*What is asked*:
Can you write out all the lines word for word, with no pictures?

*Records supplied*:
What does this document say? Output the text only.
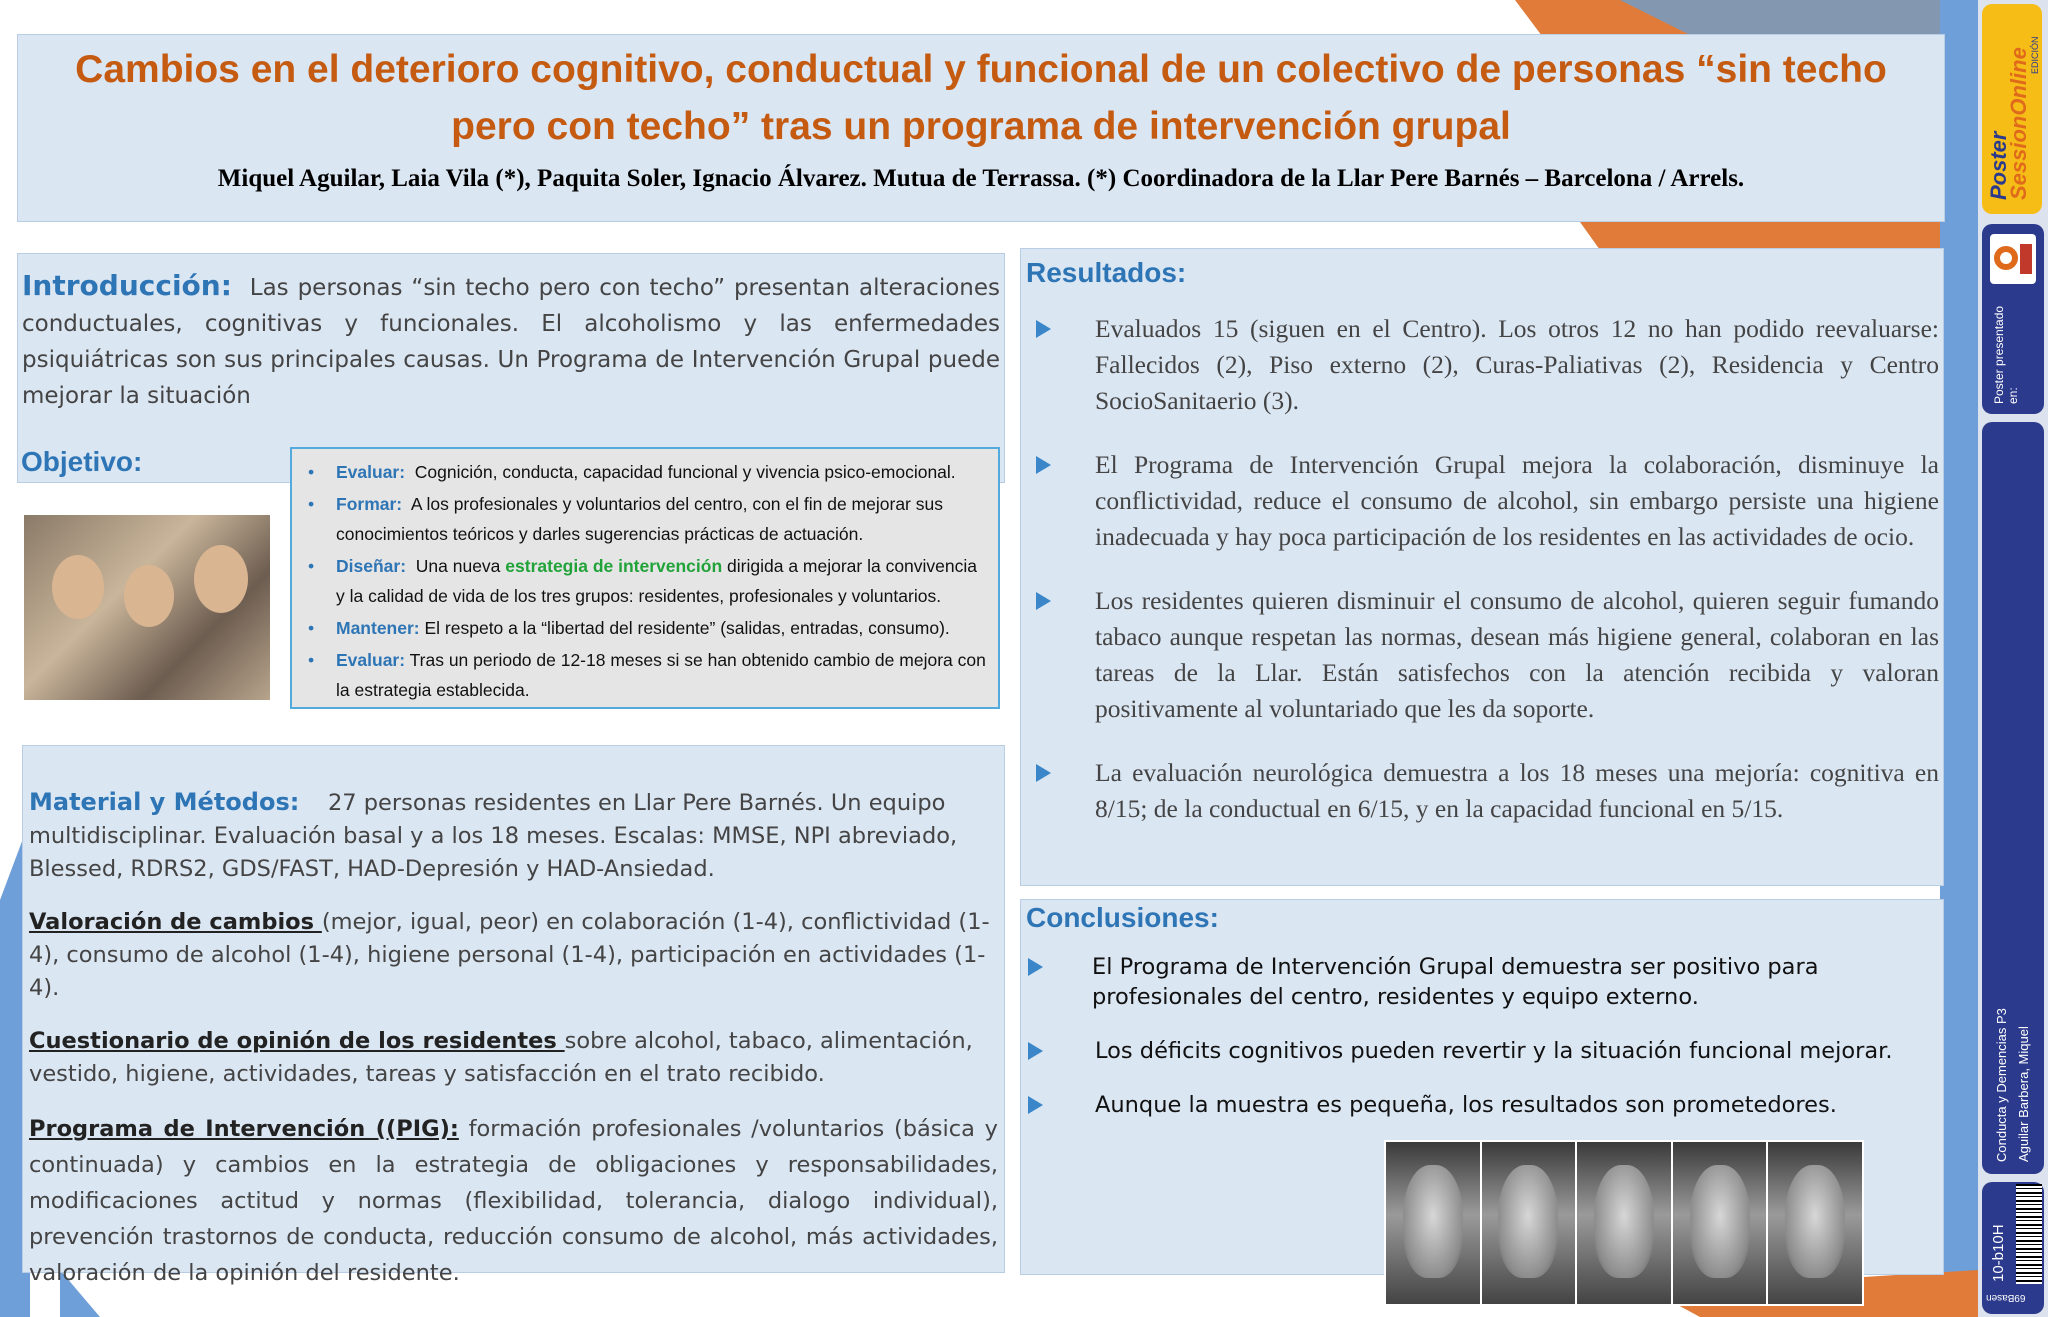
Cambios en el deterioro cognitivo, conductual y funcional de un colectivo de personas “sin techo pero con techo” tras un programa de intervención grupal
Miquel Aguilar, Laia Vila (*), Paquita Soler, Ignacio Álvarez. Mutua de Terrassa. (*) Coordinadora de la Llar Pere Barnés – Barcelona / Arrels.
Introducción: Las personas “sin techo pero con techo” presentan alteraciones conductuales, cognitivas y funcionales. El alcoholismo y las enfermedades psiquiátricas son sus principales causas. Un Programa de Intervención Grupal puede mejorar la situación
Objetivo:	• Evaluar: Cognición, conducta, capacidad funcional y vivencia psico-emocional.
• Formar: A los profesionales y voluntarios del centro, con el fin de mejorar sus conocimientos teóricos y darles sugerencias prácticas de actuación.
• Diseñar: Una nueva estrategia de intervención dirigida a mejorar la convivencia y la calidad de vida de los tres grupos: residentes, profesionales y voluntarios.
• Mantener: El respeto a la “libertad del residente” (salidas, entradas, consumo).
• Evaluar: Tras un periodo de 12-18 meses si se han obtenido cambio de mejora con la estrategia establecida.

Material y Métodos: 27 personas residentes en Llar Pere Barnés. Un equipo multidisciplinar. Evaluación basal y a los 18 meses. Escalas: MMSE, NPI abreviado, Blessed, RDRS2, GDS/FAST, HAD-Depresión y HAD-Ansiedad.

Valoración de cambios (mejor, igual, peor) en colaboración (1-4), conflictividad (1-4), consumo de alcohol (1-4), higiene personal (1-4), participación en actividades (1-4).

Cuestionario de opinión de los residentes sobre alcohol, tabaco, alimentación, vestido, higiene, actividades, tareas y satisfacción en el trato recibido.

Programa de Intervención ((PIG): formación profesionales /voluntarios (básica y continuada) y cambios en la estrategia de obligaciones y responsabilidades, modificaciones actitud y normas (flexibilidad, tolerancia, dialogo individual), prevención trastornos de conducta, reducción consumo de alcohol, más actividades, valoración de la opinión del residente.

Resultados:
Evaluados 15 (siguen en el Centro). Los otros 12 no han podido reevaluarse: Fallecidos (2), Piso externo (2), Curas-Paliativas (2), Residencia y Centro SocioSanitaerio (3).
El Programa de Intervención Grupal mejora la colaboración, disminuye la conflictividad, reduce el consumo de alcohol, sin embargo persiste una higiene inadecuada y hay poca participación de los residentes en las actividades de ocio.
Los residentes quieren disminuir el consumo de alcohol, quieren seguir fumando tabaco aunque respetan las normas, desean más higiene general, colaboran en las tareas de la Llar. Están satisfechos con la atención recibida y valoran positivamente al voluntariado que les da soporte.
La evaluación neurológica demuestra a los 18 meses una mejoría: cognitiva en 8/15; de la conductual en 6/15, y en la capacidad funcional en 5/15.
Conclusiones:
El Programa de Intervención Grupal demuestra ser positivo para profesionales del centro, residentes y equipo externo.
Los déficits cognitivos pueden revertir y la situación funcional mejorar.
Aunque la muestra es pequeña, los resultados son prometedores.
Poster
SessionOnline EDICIÓN
Poster presentado en:
Conducta y Demencias P3 Aguilar Barbera, Miquel
10-b10H
69Basen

*The response*:
What does this document say? Output the text only.
Cambios en el deterioro cognitivo, conductual y funcional de un colectivo de personas “sin techo pero con techo” tras un programa de intervención grupal
Miquel Aguilar, Laia Vila (*), Paquita Soler, Ignacio Álvarez. Mutua de Terrassa. (*) Coordinadora de la Llar Pere Barnés – Barcelona / Arrels.
Introducción: Las personas “sin techo pero con techo” presentan alteraciones conductuales, cognitivas y funcionales. El alcoholismo y las enfermedades psiquiátricas son sus principales causas. Un Programa de Intervención Grupal puede mejorar la situación
Objetivo:	• Evaluar: Cognición, conducta, capacidad funcional y vivencia psico-emocional.
• Formar: A los profesionales y voluntarios del centro, con el fin de mejorar sus conocimientos teóricos y darles sugerencias prácticas de actuación.
• Diseñar: Una nueva estrategia de intervención dirigida a mejorar la convivencia y la calidad de vida de los tres grupos: residentes, profesionales y voluntarios.
• Mantener: El respeto a la “libertad del residente” (salidas, entradas, consumo).
• Evaluar: Tras un periodo de 12-18 meses si se han obtenido cambio de mejora con la estrategia establecida.

Material y Métodos: 27 personas residentes en Llar Pere Barnés. Un equipo multidisciplinar. Evaluación basal y a los 18 meses. Escalas: MMSE, NPI abreviado, Blessed, RDRS2, GDS/FAST, HAD-Depresión y HAD-Ansiedad.

Valoración de cambios (mejor, igual, peor) en colaboración (1-4), conflictividad (1-4), consumo de alcohol (1-4), higiene personal (1-4), participación en actividades (1-4).

Cuestionario de opinión de los residentes sobre alcohol, tabaco, alimentación, vestido, higiene, actividades, tareas y satisfacción en el trato recibido.

Programa de Intervención ((PIG): formación profesionales /voluntarios (básica y continuada) y cambios en la estrategia de obligaciones y responsabilidades, modificaciones actitud y normas (flexibilidad, tolerancia, dialogo individual), prevención trastornos de conducta, reducción consumo de alcohol, más actividades, valoración de la opinión del residente.

Resultados:
Evaluados 15 (siguen en el Centro). Los otros 12 no han podido reevaluarse: Fallecidos (2), Piso externo (2), Curas-Paliativas (2), Residencia y Centro SocioSanitaerio (3).
El Programa de Intervención Grupal mejora la colaboración, disminuye la conflictividad, reduce el consumo de alcohol, sin embargo persiste una higiene inadecuada y hay poca participación de los residentes en las actividades de ocio.
Los residentes quieren disminuir el consumo de alcohol, quieren seguir fumando tabaco aunque respetan las normas, desean más higiene general, colaboran en las tareas de la Llar. Están satisfechos con la atención recibida y valoran positivamente al voluntariado que les da soporte.
La evaluación neurológica demuestra a los 18 meses una mejoría: cognitiva en 8/15; de la conductual en 6/15, y en la capacidad funcional en 5/15.
Conclusiones:
El Programa de Intervención Grupal demuestra ser positivo para profesionales del centro, residentes y equipo externo.
Los déficits cognitivos pueden revertir y la situación funcional mejorar.
Aunque la muestra es pequeña, los resultados son prometedores.
Poster
SessionOnline EDICIÓN
Poster presentado en:
Conducta y Demencias P3 Aguilar Barbera, Miquel
10-b10H
69Basen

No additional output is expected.